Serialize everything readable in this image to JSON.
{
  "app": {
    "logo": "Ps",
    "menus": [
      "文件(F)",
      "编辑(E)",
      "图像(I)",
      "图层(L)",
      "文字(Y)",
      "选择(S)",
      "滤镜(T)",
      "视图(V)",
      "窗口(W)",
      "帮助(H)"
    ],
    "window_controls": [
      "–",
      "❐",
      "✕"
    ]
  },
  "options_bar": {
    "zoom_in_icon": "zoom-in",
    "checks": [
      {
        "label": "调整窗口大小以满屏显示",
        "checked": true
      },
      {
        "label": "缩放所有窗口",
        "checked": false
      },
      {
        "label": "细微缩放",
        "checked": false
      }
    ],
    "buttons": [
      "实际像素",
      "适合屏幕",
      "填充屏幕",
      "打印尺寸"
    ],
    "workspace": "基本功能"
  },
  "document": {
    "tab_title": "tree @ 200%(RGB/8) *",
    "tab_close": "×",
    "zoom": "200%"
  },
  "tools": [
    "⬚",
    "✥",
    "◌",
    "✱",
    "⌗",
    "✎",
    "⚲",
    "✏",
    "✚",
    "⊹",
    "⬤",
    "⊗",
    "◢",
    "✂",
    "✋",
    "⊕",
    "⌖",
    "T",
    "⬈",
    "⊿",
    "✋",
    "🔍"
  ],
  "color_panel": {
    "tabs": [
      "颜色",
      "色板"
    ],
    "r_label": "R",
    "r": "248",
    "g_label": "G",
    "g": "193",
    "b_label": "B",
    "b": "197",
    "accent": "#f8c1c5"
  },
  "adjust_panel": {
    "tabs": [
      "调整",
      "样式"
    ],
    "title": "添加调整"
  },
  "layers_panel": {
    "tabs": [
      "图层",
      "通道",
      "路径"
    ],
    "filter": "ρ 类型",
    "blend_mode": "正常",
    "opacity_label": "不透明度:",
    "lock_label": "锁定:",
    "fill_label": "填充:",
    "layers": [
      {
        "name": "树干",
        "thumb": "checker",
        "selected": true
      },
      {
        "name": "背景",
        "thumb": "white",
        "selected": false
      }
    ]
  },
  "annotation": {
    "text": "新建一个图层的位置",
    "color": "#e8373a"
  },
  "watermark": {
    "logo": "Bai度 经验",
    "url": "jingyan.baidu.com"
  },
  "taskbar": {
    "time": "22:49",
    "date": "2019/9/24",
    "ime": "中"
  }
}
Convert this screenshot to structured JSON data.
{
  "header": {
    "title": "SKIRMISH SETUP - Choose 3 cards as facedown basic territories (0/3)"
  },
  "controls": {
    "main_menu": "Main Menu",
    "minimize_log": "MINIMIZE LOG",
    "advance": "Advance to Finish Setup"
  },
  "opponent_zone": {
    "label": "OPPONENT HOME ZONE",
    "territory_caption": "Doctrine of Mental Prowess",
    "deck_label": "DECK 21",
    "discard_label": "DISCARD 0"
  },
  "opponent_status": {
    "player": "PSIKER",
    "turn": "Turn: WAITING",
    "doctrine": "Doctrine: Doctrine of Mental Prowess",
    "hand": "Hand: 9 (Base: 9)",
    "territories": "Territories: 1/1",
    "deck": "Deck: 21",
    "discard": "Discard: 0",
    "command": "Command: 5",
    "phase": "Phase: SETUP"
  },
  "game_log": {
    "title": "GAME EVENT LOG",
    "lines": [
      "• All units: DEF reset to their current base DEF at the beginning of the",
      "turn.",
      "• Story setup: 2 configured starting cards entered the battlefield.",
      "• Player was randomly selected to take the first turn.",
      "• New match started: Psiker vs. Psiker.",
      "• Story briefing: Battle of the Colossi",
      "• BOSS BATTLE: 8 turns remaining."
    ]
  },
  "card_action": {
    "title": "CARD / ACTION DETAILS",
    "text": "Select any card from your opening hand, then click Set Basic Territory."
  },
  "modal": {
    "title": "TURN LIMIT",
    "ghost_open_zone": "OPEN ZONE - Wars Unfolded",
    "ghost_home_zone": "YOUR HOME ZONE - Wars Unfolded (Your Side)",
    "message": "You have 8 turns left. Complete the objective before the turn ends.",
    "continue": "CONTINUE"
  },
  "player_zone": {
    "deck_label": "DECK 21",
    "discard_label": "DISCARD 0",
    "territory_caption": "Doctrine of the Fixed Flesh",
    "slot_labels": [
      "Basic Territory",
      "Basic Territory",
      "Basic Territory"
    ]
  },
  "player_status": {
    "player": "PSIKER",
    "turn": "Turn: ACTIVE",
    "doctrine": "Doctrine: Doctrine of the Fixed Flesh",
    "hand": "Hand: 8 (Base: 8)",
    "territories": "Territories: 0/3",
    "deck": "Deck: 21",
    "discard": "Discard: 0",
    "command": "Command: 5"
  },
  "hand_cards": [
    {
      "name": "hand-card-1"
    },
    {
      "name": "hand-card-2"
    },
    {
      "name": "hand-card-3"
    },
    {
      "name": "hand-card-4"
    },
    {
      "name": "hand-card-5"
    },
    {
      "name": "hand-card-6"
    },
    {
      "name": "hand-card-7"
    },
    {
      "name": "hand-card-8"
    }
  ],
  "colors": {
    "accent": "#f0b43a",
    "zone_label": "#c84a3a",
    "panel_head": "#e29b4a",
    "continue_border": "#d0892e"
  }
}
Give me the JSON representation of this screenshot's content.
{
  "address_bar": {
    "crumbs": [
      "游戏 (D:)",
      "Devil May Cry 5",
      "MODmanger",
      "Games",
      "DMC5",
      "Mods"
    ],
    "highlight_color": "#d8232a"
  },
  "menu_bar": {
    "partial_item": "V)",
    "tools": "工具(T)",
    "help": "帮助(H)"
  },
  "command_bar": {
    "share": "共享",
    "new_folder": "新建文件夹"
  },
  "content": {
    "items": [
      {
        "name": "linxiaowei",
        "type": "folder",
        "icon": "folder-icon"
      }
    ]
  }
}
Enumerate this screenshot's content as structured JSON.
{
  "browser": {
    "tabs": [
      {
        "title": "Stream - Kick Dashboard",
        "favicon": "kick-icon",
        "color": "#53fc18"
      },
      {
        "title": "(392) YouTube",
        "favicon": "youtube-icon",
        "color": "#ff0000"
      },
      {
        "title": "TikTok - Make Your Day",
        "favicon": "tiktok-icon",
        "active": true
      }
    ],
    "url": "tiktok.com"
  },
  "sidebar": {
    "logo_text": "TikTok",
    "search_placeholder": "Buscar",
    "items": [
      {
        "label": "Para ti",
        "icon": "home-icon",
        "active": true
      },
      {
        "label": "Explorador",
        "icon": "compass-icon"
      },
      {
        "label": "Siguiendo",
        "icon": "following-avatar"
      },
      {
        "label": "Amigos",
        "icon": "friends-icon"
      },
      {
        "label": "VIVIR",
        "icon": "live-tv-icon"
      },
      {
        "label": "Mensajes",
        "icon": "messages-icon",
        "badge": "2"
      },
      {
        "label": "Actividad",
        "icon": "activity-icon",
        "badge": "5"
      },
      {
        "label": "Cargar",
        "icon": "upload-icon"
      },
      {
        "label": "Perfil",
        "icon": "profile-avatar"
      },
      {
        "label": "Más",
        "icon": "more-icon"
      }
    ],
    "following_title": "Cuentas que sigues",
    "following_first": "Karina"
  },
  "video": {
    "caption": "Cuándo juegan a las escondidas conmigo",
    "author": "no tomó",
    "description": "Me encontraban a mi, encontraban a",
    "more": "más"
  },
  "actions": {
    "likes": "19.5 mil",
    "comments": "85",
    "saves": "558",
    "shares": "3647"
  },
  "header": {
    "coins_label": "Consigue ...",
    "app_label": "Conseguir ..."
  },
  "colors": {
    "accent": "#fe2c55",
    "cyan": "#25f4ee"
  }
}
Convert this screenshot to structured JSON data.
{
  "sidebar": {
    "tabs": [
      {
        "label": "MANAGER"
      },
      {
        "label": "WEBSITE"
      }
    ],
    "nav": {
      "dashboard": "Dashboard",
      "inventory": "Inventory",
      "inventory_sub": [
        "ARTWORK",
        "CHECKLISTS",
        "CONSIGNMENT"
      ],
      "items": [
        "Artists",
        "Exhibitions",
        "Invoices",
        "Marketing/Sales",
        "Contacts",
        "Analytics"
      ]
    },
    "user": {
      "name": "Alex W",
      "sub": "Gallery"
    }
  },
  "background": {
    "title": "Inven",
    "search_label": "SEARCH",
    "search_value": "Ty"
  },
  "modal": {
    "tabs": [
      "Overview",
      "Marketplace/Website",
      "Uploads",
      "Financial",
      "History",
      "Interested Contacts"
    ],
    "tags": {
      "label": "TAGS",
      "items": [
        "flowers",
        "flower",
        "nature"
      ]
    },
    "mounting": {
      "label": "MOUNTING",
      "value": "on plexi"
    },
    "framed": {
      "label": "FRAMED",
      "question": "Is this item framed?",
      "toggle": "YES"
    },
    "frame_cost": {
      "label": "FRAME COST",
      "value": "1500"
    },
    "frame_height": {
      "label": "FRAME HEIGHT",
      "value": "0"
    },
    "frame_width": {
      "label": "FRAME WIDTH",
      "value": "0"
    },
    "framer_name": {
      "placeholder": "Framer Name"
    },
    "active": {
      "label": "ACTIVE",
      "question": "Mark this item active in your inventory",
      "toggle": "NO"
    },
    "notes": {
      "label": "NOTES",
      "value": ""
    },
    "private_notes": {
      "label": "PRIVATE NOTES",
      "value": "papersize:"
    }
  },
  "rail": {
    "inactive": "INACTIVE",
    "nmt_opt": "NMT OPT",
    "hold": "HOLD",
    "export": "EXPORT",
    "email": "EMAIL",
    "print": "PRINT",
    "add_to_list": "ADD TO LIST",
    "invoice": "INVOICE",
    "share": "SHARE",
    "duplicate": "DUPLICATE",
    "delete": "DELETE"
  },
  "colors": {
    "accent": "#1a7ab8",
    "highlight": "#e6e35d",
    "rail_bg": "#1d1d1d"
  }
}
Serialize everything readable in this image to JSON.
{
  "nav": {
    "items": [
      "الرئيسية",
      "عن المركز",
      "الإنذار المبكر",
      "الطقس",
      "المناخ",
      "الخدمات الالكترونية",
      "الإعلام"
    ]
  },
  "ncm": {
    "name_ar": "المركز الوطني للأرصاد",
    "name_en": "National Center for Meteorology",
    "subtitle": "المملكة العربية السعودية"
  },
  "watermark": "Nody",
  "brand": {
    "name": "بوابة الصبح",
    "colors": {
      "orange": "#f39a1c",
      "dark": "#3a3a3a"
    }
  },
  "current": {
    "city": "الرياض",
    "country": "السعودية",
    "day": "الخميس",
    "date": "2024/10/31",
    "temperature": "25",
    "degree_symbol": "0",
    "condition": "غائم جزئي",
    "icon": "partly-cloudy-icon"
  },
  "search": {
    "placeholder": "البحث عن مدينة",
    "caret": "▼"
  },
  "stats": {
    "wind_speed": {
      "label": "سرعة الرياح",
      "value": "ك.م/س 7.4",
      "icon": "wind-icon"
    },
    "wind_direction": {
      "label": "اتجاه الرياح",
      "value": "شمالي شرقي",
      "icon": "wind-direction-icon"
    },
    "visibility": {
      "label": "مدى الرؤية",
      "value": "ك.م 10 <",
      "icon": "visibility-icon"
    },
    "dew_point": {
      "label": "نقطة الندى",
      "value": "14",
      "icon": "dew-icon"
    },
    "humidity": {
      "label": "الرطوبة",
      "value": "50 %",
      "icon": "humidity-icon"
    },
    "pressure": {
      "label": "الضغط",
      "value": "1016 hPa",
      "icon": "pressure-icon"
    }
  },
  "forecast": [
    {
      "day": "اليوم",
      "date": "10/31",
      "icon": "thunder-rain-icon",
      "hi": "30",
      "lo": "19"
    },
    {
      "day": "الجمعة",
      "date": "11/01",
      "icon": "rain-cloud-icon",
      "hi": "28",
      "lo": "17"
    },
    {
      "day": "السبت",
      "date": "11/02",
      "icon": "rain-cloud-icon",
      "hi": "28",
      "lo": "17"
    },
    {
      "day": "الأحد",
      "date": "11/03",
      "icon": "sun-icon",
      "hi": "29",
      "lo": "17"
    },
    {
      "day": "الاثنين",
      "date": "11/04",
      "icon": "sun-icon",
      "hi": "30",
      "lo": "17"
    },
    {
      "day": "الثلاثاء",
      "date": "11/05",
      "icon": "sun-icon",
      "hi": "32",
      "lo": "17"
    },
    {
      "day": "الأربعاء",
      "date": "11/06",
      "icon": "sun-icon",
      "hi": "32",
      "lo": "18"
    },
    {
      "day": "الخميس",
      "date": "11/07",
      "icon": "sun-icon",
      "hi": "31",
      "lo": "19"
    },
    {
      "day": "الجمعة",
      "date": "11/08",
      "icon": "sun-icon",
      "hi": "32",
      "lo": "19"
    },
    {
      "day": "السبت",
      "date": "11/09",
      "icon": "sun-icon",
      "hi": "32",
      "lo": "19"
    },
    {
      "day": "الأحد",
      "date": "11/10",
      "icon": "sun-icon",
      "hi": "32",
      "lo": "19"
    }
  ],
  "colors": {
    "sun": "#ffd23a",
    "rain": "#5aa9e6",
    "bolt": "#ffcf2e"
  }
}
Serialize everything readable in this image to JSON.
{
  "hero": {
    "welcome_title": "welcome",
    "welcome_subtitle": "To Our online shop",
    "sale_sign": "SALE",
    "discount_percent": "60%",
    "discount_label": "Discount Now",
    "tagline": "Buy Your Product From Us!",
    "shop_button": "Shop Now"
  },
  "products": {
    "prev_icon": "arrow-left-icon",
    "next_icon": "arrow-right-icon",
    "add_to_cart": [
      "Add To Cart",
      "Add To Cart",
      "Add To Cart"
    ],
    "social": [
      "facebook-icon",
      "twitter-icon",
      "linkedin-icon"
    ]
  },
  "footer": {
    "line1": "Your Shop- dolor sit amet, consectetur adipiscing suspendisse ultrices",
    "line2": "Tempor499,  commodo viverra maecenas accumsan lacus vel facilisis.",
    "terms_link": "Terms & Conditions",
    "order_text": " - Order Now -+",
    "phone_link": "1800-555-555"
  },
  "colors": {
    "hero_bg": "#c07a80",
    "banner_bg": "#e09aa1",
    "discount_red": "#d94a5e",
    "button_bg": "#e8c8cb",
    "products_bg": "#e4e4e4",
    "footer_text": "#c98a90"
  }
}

**TASK STATEMENT:** Figure out how many lines above include the string "left", then report that number and nothing else.

**OUTPUT:** 2